Instructions to follow: Provide only the number of lines in the data below that contain the string "Dreieck".

Supplied material:

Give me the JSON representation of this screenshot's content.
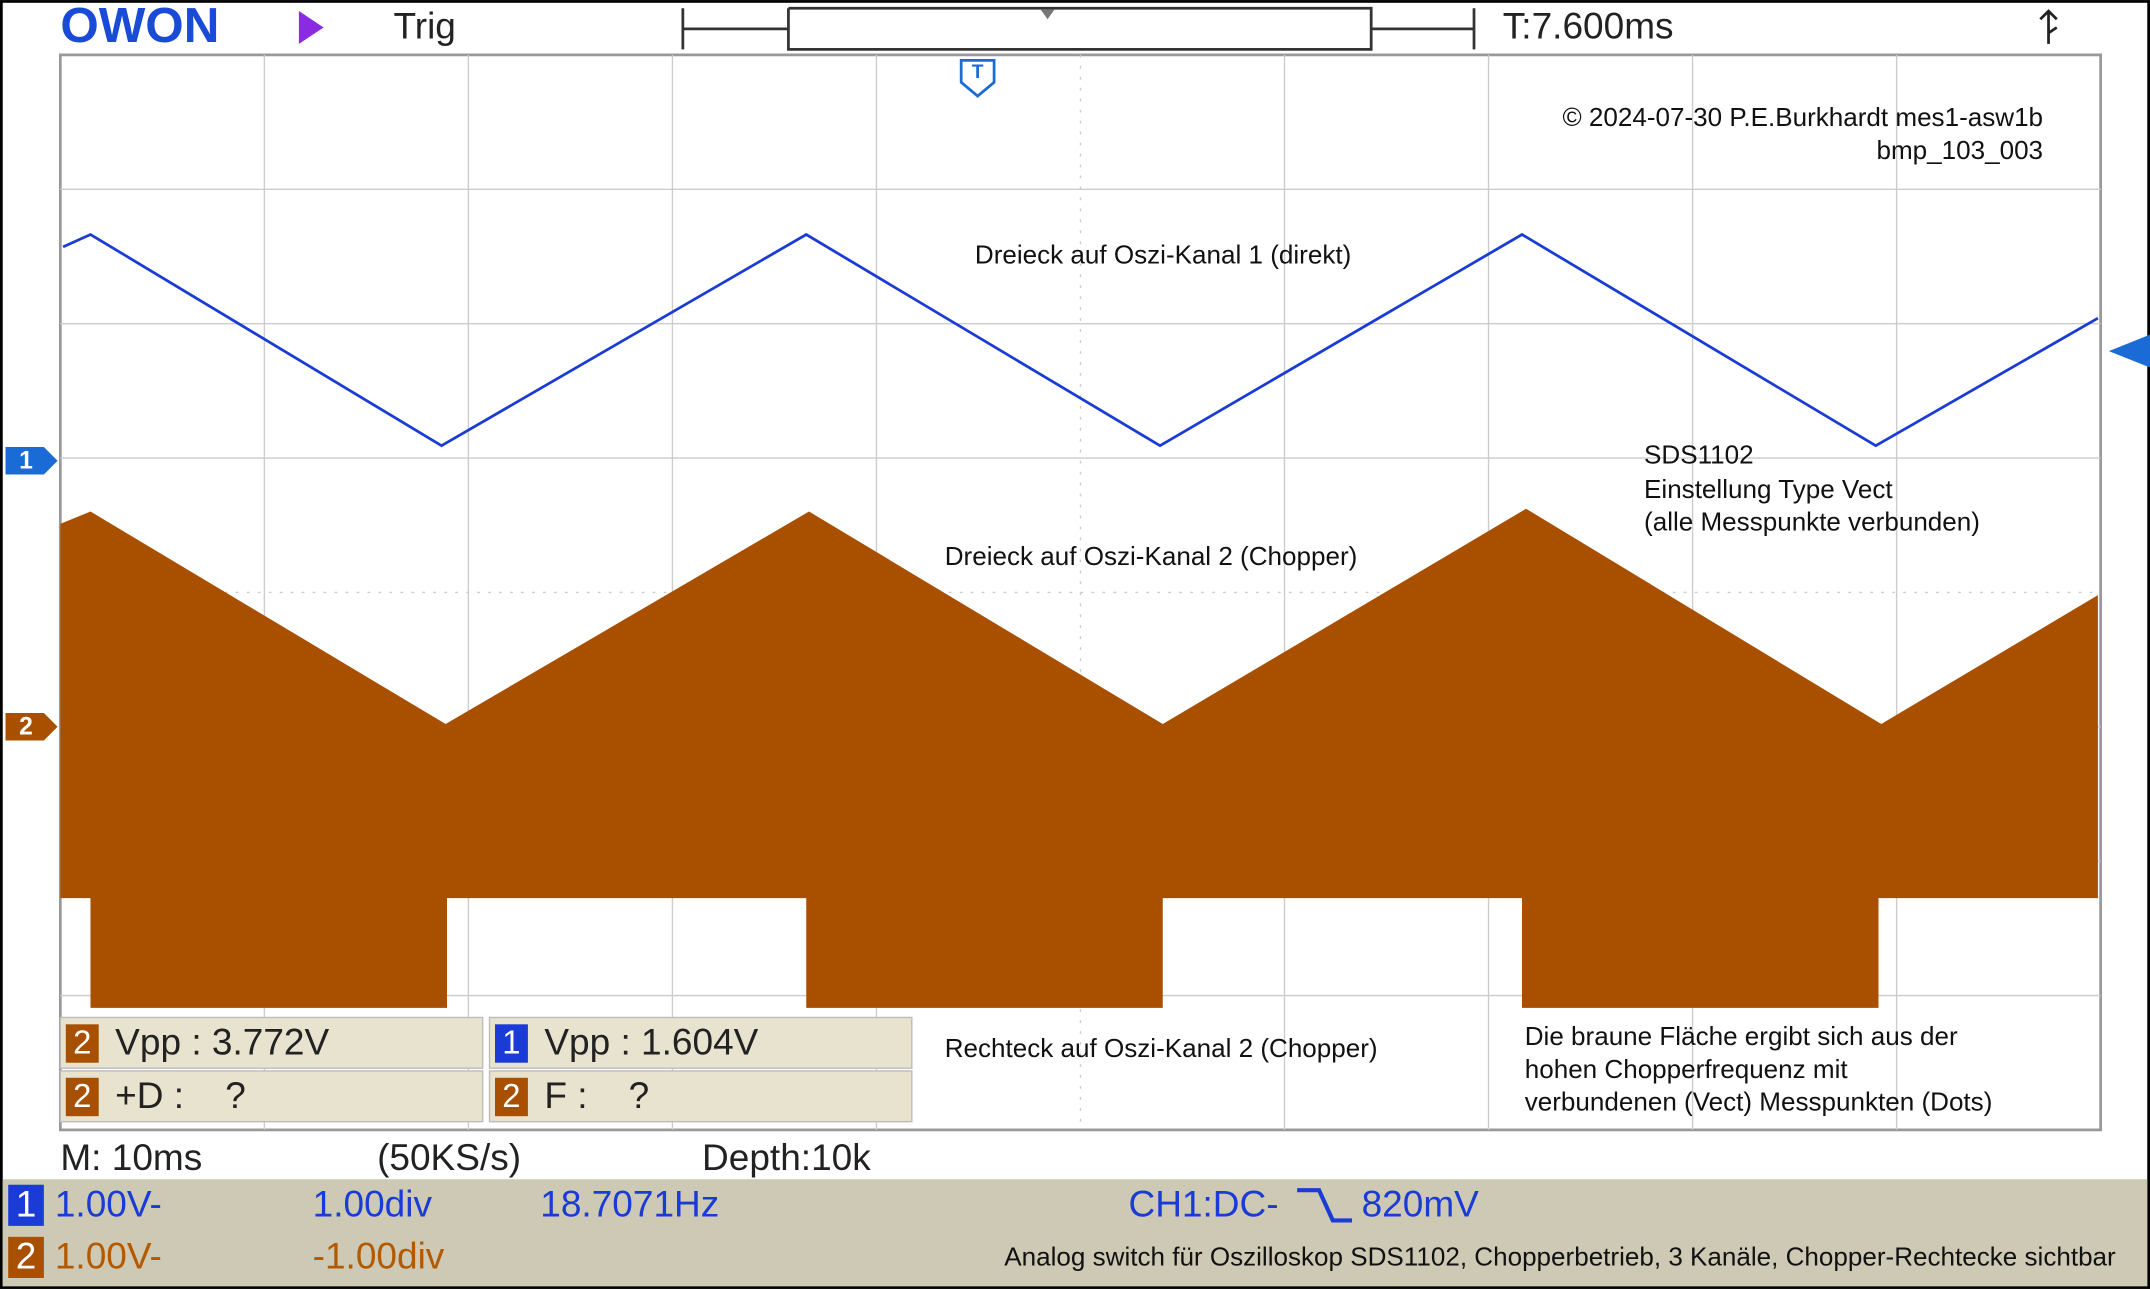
{
  "header": {
    "logo": "OWON",
    "mode": "Trig",
    "time": "T:7.600ms"
  },
  "markers": {
    "trigger": "T",
    "ch1": "1",
    "ch2": "2"
  },
  "annotations": {
    "copyright": "© 2024-07-30 P.E.Burkhardt mes1-asw1b",
    "file": "bmp_103_003",
    "ch1_label": "Dreieck auf Oszi-Kanal 1 (direkt)",
    "settings": [
      "SDS1102",
      "Einstellung Type Vect",
      "(alle Messpunkte verbunden)"
    ],
    "ch2_label": "Dreieck auf Oszi-Kanal 2 (Chopper)",
    "square_label": "Rechteck auf Oszi-Kanal 2 (Chopper)",
    "note": [
      "Die braune Fläche ergibt sich aus der",
      "hohen Chopperfrequenz mit",
      "verbundenen (Vect) Messpunkten (Dots)"
    ]
  },
  "measurements": [
    [
      "2",
      "Vpp : 3.772V"
    ],
    [
      "1",
      "Vpp : 1.604V"
    ],
    [
      "2",
      "+D :    ?"
    ],
    [
      "2",
      "F :    ?"
    ]
  ],
  "status": {
    "timebase": "M: 10ms",
    "rate": "(50KS/s)",
    "depth": "Depth:10k"
  },
  "channels": {
    "ch1": {
      "num": "1",
      "scale": "1.00V-",
      "offset": "1.00div",
      "freq": "18.7071Hz",
      "coupling": "CH1:DC-",
      "level": "820mV"
    },
    "ch2": {
      "num": "2",
      "scale": "1.00V-",
      "offset": "-1.00div"
    }
  },
  "caption": "Analog switch für Oszilloskop SDS1102, Chopperbetrieb, 3 Kanäle, Chopper-Rechtecke sichtbar"
}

Solution to the problem: 2